[start of DATASET RECORDS]

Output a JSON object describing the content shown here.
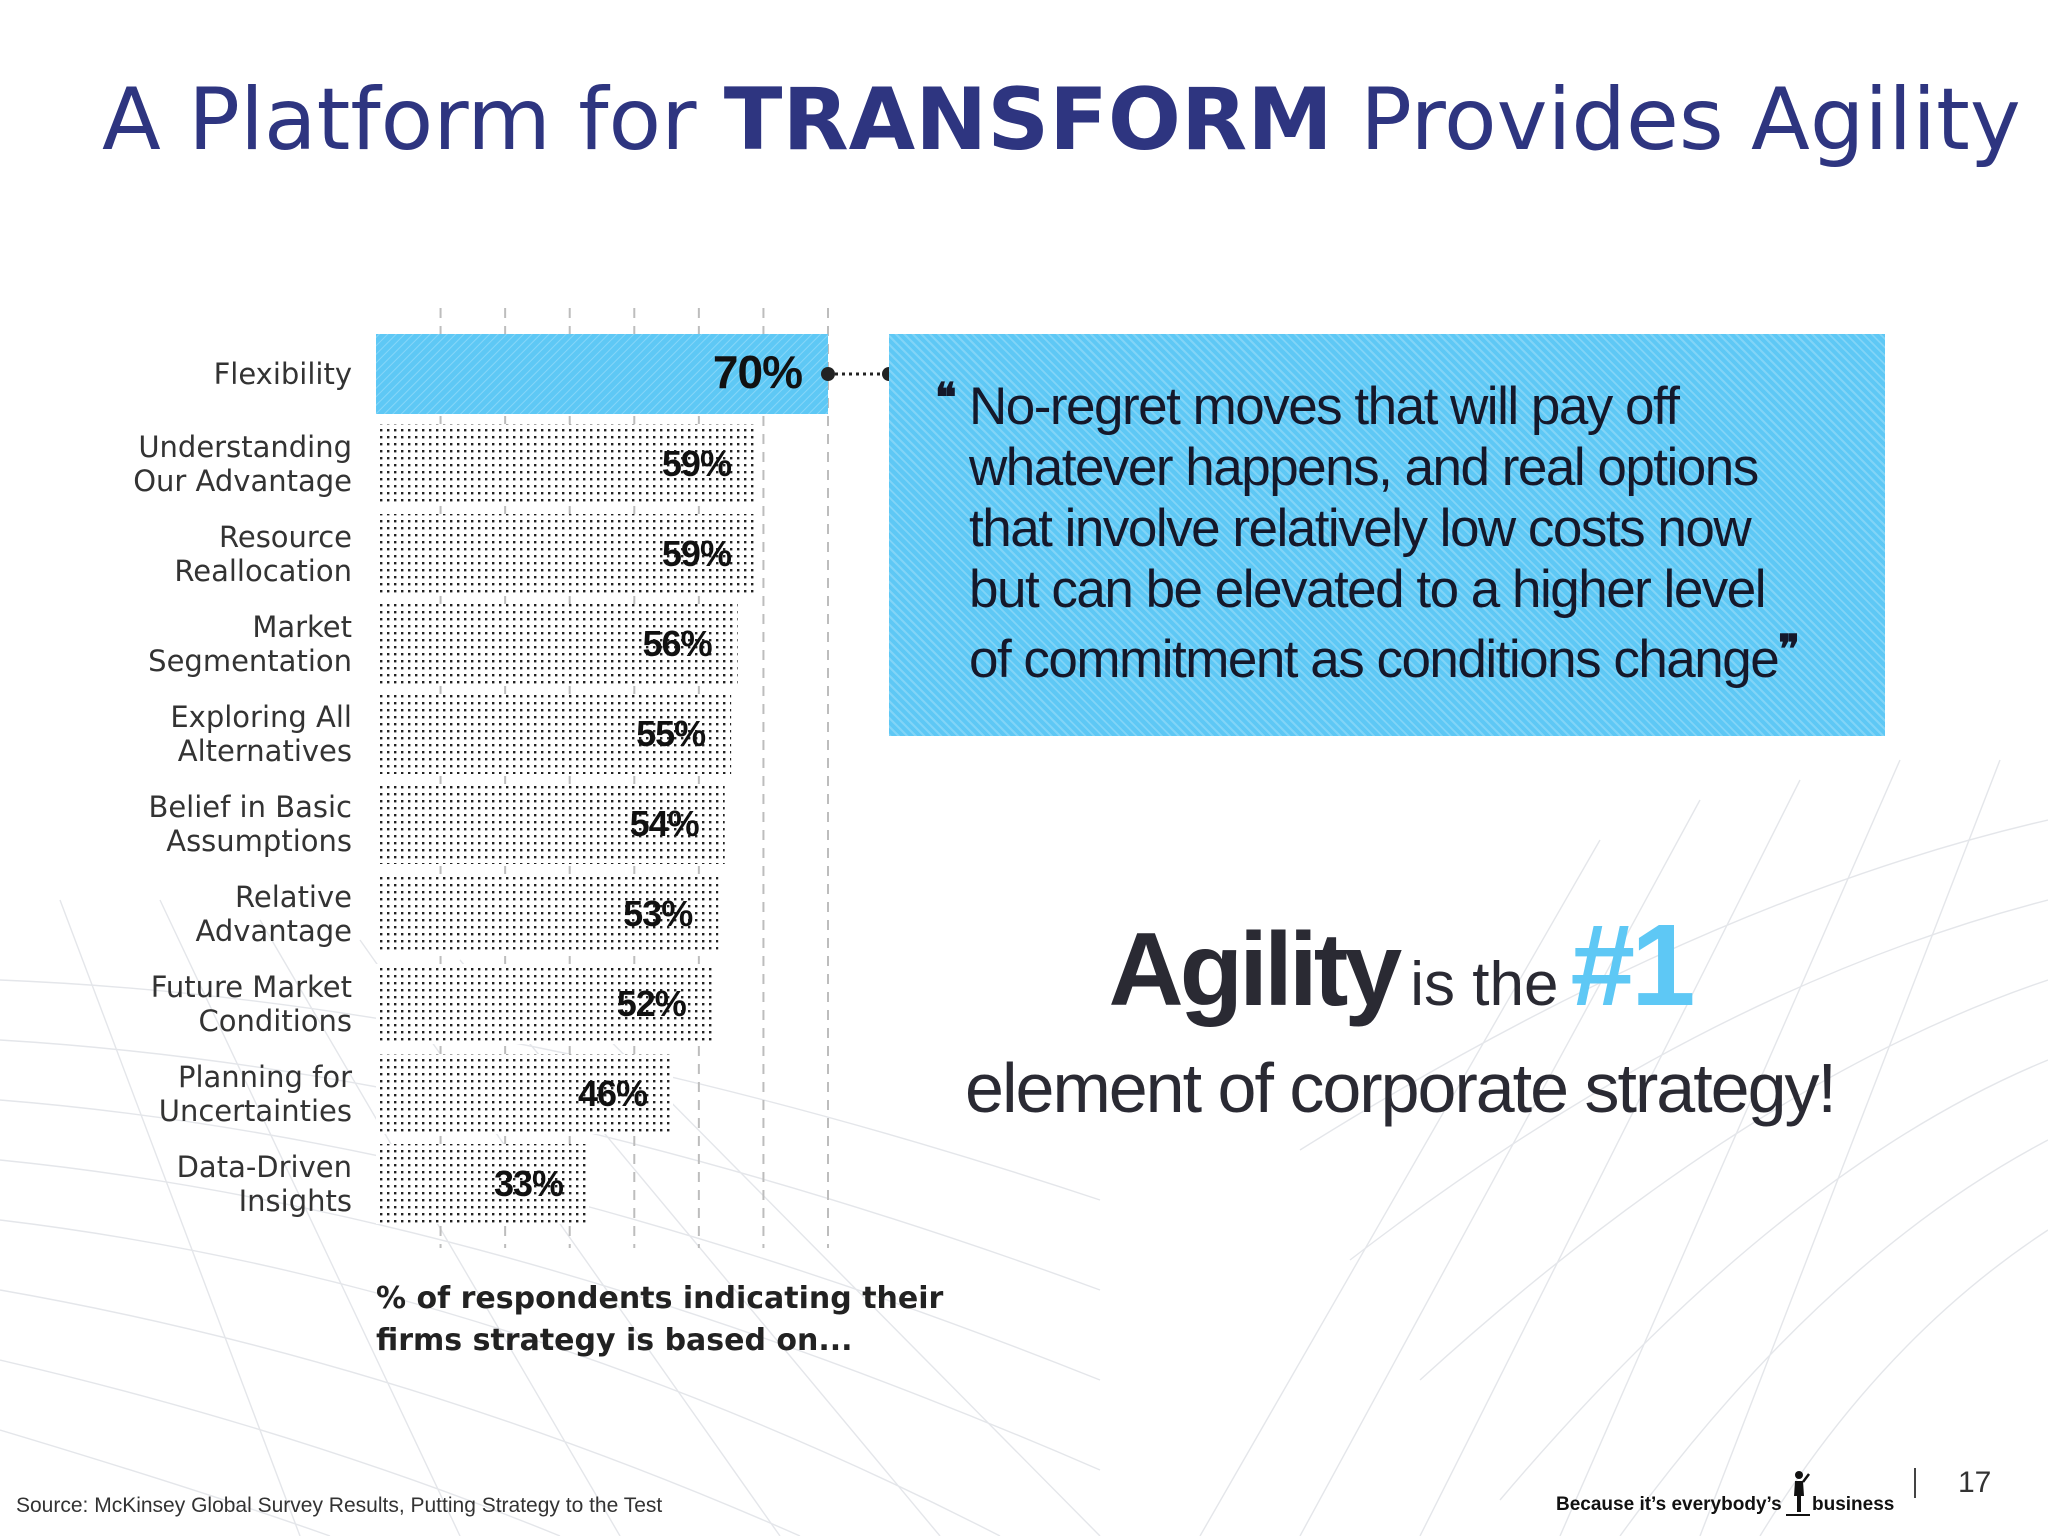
{
  "title": {
    "prefix": "A Platform for ",
    "bold": "TRANSFORM",
    "suffix": " Provides Agility"
  },
  "chart_data": {
    "type": "bar",
    "orientation": "horizontal",
    "categories": [
      [
        "Flexibility"
      ],
      [
        "Understanding",
        "Our Advantage"
      ],
      [
        "Resource",
        "Reallocation"
      ],
      [
        "Market",
        "Segmentation"
      ],
      [
        "Exploring All",
        "Alternatives"
      ],
      [
        "Belief in Basic",
        "Assumptions"
      ],
      [
        "Relative",
        "Advantage"
      ],
      [
        "Future Market",
        "Conditions"
      ],
      [
        "Planning for",
        "Uncertainties"
      ],
      [
        "Data-Driven",
        "Insights"
      ]
    ],
    "values": [
      70,
      59,
      59,
      56,
      55,
      54,
      53,
      52,
      46,
      33
    ],
    "value_labels": [
      "70%",
      "59%",
      "59%",
      "56%",
      "55%",
      "54%",
      "53%",
      "52%",
      "46%",
      "33%"
    ],
    "highlight_index": 0,
    "xlim": [
      0,
      70
    ],
    "gridlines": [
      10,
      20,
      30,
      40,
      50,
      60,
      70
    ],
    "caption": [
      "% of respondents indicating their",
      "firms strategy is based on..."
    ],
    "colors": {
      "highlight": "#5ec8f5",
      "pattern": "#222222",
      "label": "#111111"
    }
  },
  "quote": {
    "open_mark": "❝",
    "lines": [
      "No-regret moves that will pay off",
      "whatever happens, and real options",
      "that involve relatively low costs now",
      "but can be elevated to a higher level",
      "of commitment as conditions change"
    ],
    "close_mark": "❞"
  },
  "agility": {
    "word": "Agility",
    "is_the": "is the",
    "rank": "#1",
    "line2": "element of corporate strategy!"
  },
  "footer": {
    "source": "Source: McKinsey Global Survey Results, Putting Strategy to the Test",
    "brand_a": "Because it’s everybody’s",
    "brand_b": "business",
    "page": "17"
  },
  "colors": {
    "title": "#2e3580",
    "accent": "#5ec8f5"
  }
}
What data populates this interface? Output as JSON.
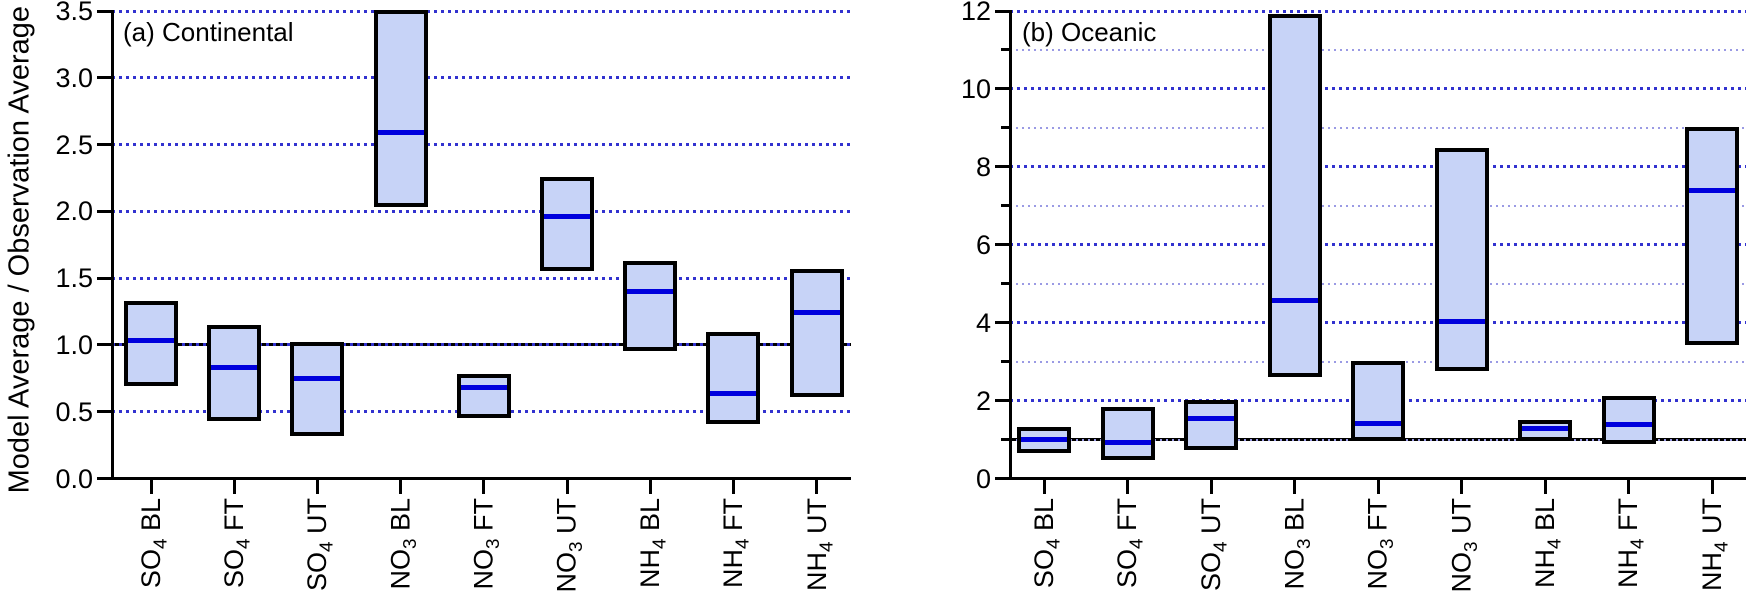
{
  "figure": {
    "ylabel": "Model Average / Observation Average",
    "background": "#ffffff"
  },
  "colors": {
    "bar_fill": "#c7d3f7",
    "bar_border": "#000000",
    "median_line": "#0000dd",
    "grid_major": "#3232cf",
    "grid_minor": "#9a9ae4",
    "axis": "#000000",
    "reference_line": "#000000"
  },
  "chart_data": [
    {
      "type": "bar",
      "subtype": "floating-range-bars-with-median",
      "title": "(a) Continental",
      "categories": [
        "SO4 BL",
        "SO4 FT",
        "SO4 UT",
        "NO3 BL",
        "NO3 FT",
        "NO3 UT",
        "NH4 BL",
        "NH4 FT",
        "NH4 UT"
      ],
      "bars": [
        {
          "category": "SO4 BL",
          "low": 0.71,
          "high": 1.31,
          "median": 1.03
        },
        {
          "category": "SO4 FT",
          "low": 0.45,
          "high": 1.13,
          "median": 0.83
        },
        {
          "category": "SO4 UT",
          "low": 0.34,
          "high": 1.0,
          "median": 0.75
        },
        {
          "category": "NO3 BL",
          "low": 2.05,
          "high": 3.49,
          "median": 2.59
        },
        {
          "category": "NO3 FT",
          "low": 0.47,
          "high": 0.76,
          "median": 0.68
        },
        {
          "category": "NO3 UT",
          "low": 1.57,
          "high": 2.24,
          "median": 1.96
        },
        {
          "category": "NH4 BL",
          "low": 0.97,
          "high": 1.61,
          "median": 1.4
        },
        {
          "category": "NH4 FT",
          "low": 0.43,
          "high": 1.08,
          "median": 0.64
        },
        {
          "category": "NH4 UT",
          "low": 0.63,
          "high": 1.55,
          "median": 1.24
        }
      ],
      "ylim": [
        0,
        3.5
      ],
      "yticks": [
        {
          "value": 0.0,
          "label": "0.0"
        },
        {
          "value": 0.5,
          "label": "0.5"
        },
        {
          "value": 1.0,
          "label": "1.0"
        },
        {
          "value": 1.5,
          "label": "1.5"
        },
        {
          "value": 2.0,
          "label": "2.0"
        },
        {
          "value": 2.5,
          "label": "2.5"
        },
        {
          "value": 3.0,
          "label": "3.0"
        },
        {
          "value": 3.5,
          "label": "3.5"
        }
      ],
      "yticks_minor": [],
      "reference_line_y": 1.0,
      "grid": "horizontal dotted",
      "legend": "none"
    },
    {
      "type": "bar",
      "subtype": "floating-range-bars-with-median",
      "title": "(b) Oceanic",
      "categories": [
        "SO4 BL",
        "SO4 FT",
        "SO4 UT",
        "NO3 BL",
        "NO3 FT",
        "NO3 UT",
        "NH4 BL",
        "NH4 FT",
        "NH4 UT"
      ],
      "bars": [
        {
          "category": "SO4 BL",
          "low": 0.71,
          "high": 1.26,
          "median": 1.01
        },
        {
          "category": "SO4 FT",
          "low": 0.53,
          "high": 1.77,
          "median": 0.92
        },
        {
          "category": "SO4 UT",
          "low": 0.79,
          "high": 1.96,
          "median": 1.55
        },
        {
          "category": "NO3 BL",
          "low": 2.66,
          "high": 11.85,
          "median": 4.58
        },
        {
          "category": "NO3 FT",
          "low": 1.03,
          "high": 2.95,
          "median": 1.4
        },
        {
          "category": "NO3 UT",
          "low": 2.83,
          "high": 8.43,
          "median": 4.02
        },
        {
          "category": "NH4 BL",
          "low": 1.03,
          "high": 1.44,
          "median": 1.28
        },
        {
          "category": "NH4 FT",
          "low": 0.94,
          "high": 2.06,
          "median": 1.38
        },
        {
          "category": "NH4 UT",
          "low": 3.5,
          "high": 8.95,
          "median": 7.39
        }
      ],
      "ylim": [
        0,
        12
      ],
      "yticks": [
        {
          "value": 0,
          "label": "0"
        },
        {
          "value": 2,
          "label": "2"
        },
        {
          "value": 4,
          "label": "4"
        },
        {
          "value": 6,
          "label": "6"
        },
        {
          "value": 8,
          "label": "8"
        },
        {
          "value": 10,
          "label": "10"
        },
        {
          "value": 12,
          "label": "12"
        }
      ],
      "yticks_minor": [
        1,
        3,
        5,
        7,
        9,
        11
      ],
      "reference_line_y": 1.0,
      "grid": "horizontal dotted",
      "legend": "none"
    }
  ]
}
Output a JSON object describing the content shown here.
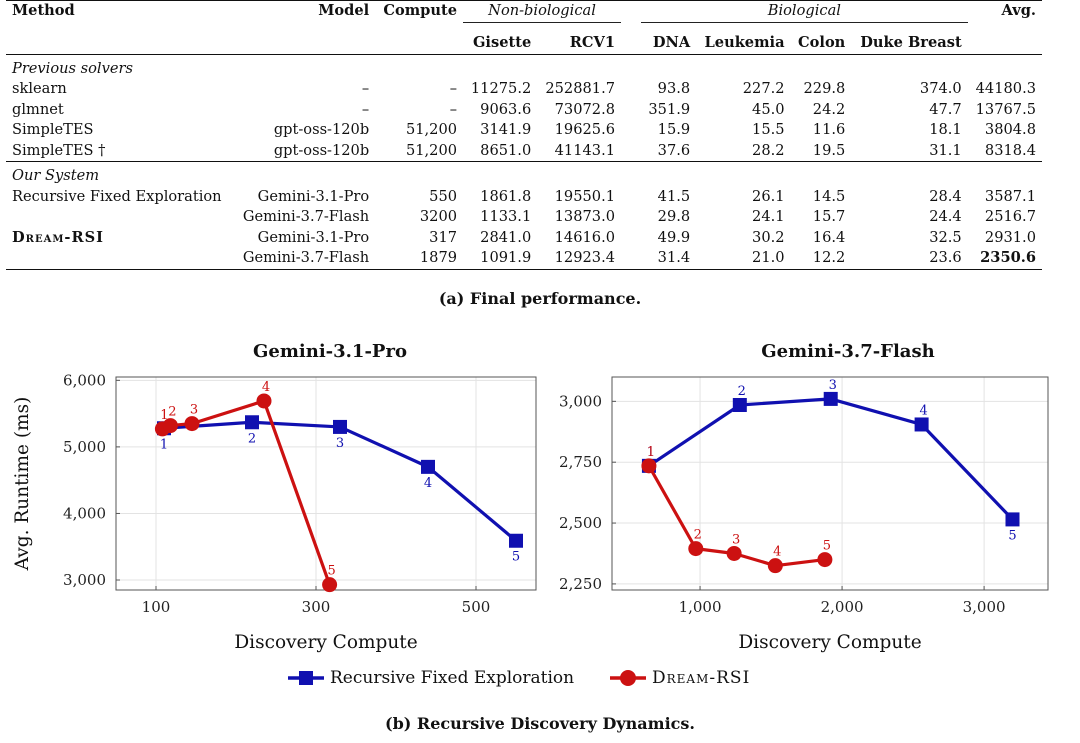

[end of DATASET RECORDS]

§ AIM OF THE TASK
Copy all the lines of data exactly as they appear, dropping any images.

§ FULL SOLUTION
Output a JSON object describing the content shown here.
{
  "title": {
    "prefix": "A Platform for ",
    "bold": "TRANSFORM",
    "suffix": " Provides Agility"
  },
  "chart_data": {
    "type": "bar",
    "orientation": "horizontal",
    "categories": [
      [
        "Flexibility"
      ],
      [
        "Understanding",
        "Our Advantage"
      ],
      [
        "Resource",
        "Reallocation"
      ],
      [
        "Market",
        "Segmentation"
      ],
      [
        "Exploring All",
        "Alternatives"
      ],
      [
        "Belief in Basic",
        "Assumptions"
      ],
      [
        "Relative",
        "Advantage"
      ],
      [
        "Future Market",
        "Conditions"
      ],
      [
        "Planning for",
        "Uncertainties"
      ],
      [
        "Data-Driven",
        "Insights"
      ]
    ],
    "values": [
      70,
      59,
      59,
      56,
      55,
      54,
      53,
      52,
      46,
      33
    ],
    "value_labels": [
      "70%",
      "59%",
      "59%",
      "56%",
      "55%",
      "54%",
      "53%",
      "52%",
      "46%",
      "33%"
    ],
    "highlight_index": 0,
    "xlim": [
      0,
      70
    ],
    "gridlines": [
      10,
      20,
      30,
      40,
      50,
      60,
      70
    ],
    "caption": [
      "% of respondents indicating their",
      "firms strategy is based on..."
    ],
    "colors": {
      "highlight": "#5ec8f5",
      "pattern": "#222222",
      "label": "#111111"
    }
  },
  "quote": {
    "open_mark": "❝",
    "lines": [
      "No-regret moves that will pay off",
      "whatever happens, and real options",
      "that involve relatively low costs now",
      "but can be elevated to a higher level",
      "of commitment as conditions change"
    ],
    "close_mark": "❞"
  },
  "agility": {
    "word": "Agility",
    "is_the": "is the",
    "rank": "#1",
    "line2": "element of corporate strategy!"
  },
  "footer": {
    "source": "Source: McKinsey Global Survey Results, Putting Strategy to the Test",
    "brand_a": "Because it’s everybody’s",
    "brand_b": "business",
    "page": "17"
  },
  "colors": {
    "title": "#2e3580",
    "accent": "#5ec8f5"
  }
}
What data populates this interface? Output as JSON.
{
  "figure": {
    "ylabel": "Model Average / Observation Average",
    "background": "#ffffff"
  },
  "colors": {
    "bar_fill": "#c7d3f7",
    "bar_border": "#000000",
    "median_line": "#0000dd",
    "grid_major": "#3232cf",
    "grid_minor": "#9a9ae4",
    "axis": "#000000",
    "reference_line": "#000000"
  },
  "chart_data": [
    {
      "type": "bar",
      "subtype": "floating-range-bars-with-median",
      "title": "(a) Continental",
      "categories": [
        "SO4 BL",
        "SO4 FT",
        "SO4 UT",
        "NO3 BL",
        "NO3 FT",
        "NO3 UT",
        "NH4 BL",
        "NH4 FT",
        "NH4 UT"
      ],
      "bars": [
        {
          "category": "SO4 BL",
          "low": 0.71,
          "high": 1.31,
          "median": 1.03
        },
        {
          "category": "SO4 FT",
          "low": 0.45,
          "high": 1.13,
          "median": 0.83
        },
        {
          "category": "SO4 UT",
          "low": 0.34,
          "high": 1.0,
          "median": 0.75
        },
        {
          "category": "NO3 BL",
          "low": 2.05,
          "high": 3.49,
          "median": 2.59
        },
        {
          "category": "NO3 FT",
          "low": 0.47,
          "high": 0.76,
          "median": 0.68
        },
        {
          "category": "NO3 UT",
          "low": 1.57,
          "high": 2.24,
          "median": 1.96
        },
        {
          "category": "NH4 BL",
          "low": 0.97,
          "high": 1.61,
          "median": 1.4
        },
        {
          "category": "NH4 FT",
          "low": 0.43,
          "high": 1.08,
          "median": 0.64
        },
        {
          "category": "NH4 UT",
          "low": 0.63,
          "high": 1.55,
          "median": 1.24
        }
      ],
      "ylim": [
        0,
        3.5
      ],
      "yticks": [
        {
          "value": 0.0,
          "label": "0.0"
        },
        {
          "value": 0.5,
          "label": "0.5"
        },
        {
          "value": 1.0,
          "label": "1.0"
        },
        {
          "value": 1.5,
          "label": "1.5"
        },
        {
          "value": 2.0,
          "label": "2.0"
        },
        {
          "value": 2.5,
          "label": "2.5"
        },
        {
          "value": 3.0,
          "label": "3.0"
        },
        {
          "value": 3.5,
          "label": "3.5"
        }
      ],
      "yticks_minor": [],
      "reference_line_y": 1.0,
      "grid": "horizontal dotted",
      "legend": "none"
    },
    {
      "type": "bar",
      "subtype": "floating-range-bars-with-median",
      "title": "(b) Oceanic",
      "categories": [
        "SO4 BL",
        "SO4 FT",
        "SO4 UT",
        "NO3 BL",
        "NO3 FT",
        "NO3 UT",
        "NH4 BL",
        "NH4 FT",
        "NH4 UT"
      ],
      "bars": [
        {
          "category": "SO4 BL",
          "low": 0.71,
          "high": 1.26,
          "median": 1.01
        },
        {
          "category": "SO4 FT",
          "low": 0.53,
          "high": 1.77,
          "median": 0.92
        },
        {
          "category": "SO4 UT",
          "low": 0.79,
          "high": 1.96,
          "median": 1.55
        },
        {
          "category": "NO3 BL",
          "low": 2.66,
          "high": 11.85,
          "median": 4.58
        },
        {
          "category": "NO3 FT",
          "low": 1.03,
          "high": 2.95,
          "median": 1.4
        },
        {
          "category": "NO3 UT",
          "low": 2.83,
          "high": 8.43,
          "median": 4.02
        },
        {
          "category": "NH4 BL",
          "low": 1.03,
          "high": 1.44,
          "median": 1.28
        },
        {
          "category": "NH4 FT",
          "low": 0.94,
          "high": 2.06,
          "median": 1.38
        },
        {
          "category": "NH4 UT",
          "low": 3.5,
          "high": 8.95,
          "median": 7.39
        }
      ],
      "ylim": [
        0,
        12
      ],
      "yticks": [
        {
          "value": 0,
          "label": "0"
        },
        {
          "value": 2,
          "label": "2"
        },
        {
          "value": 4,
          "label": "4"
        },
        {
          "value": 6,
          "label": "6"
        },
        {
          "value": 8,
          "label": "8"
        },
        {
          "value": 10,
          "label": "10"
        },
        {
          "value": 12,
          "label": "12"
        }
      ],
      "yticks_minor": [
        1,
        3,
        5,
        7,
        9,
        11
      ],
      "reference_line_y": 1.0,
      "grid": "horizontal dotted",
      "legend": "none"
    }
  ]
}
Output a JSON object describing the content shown here.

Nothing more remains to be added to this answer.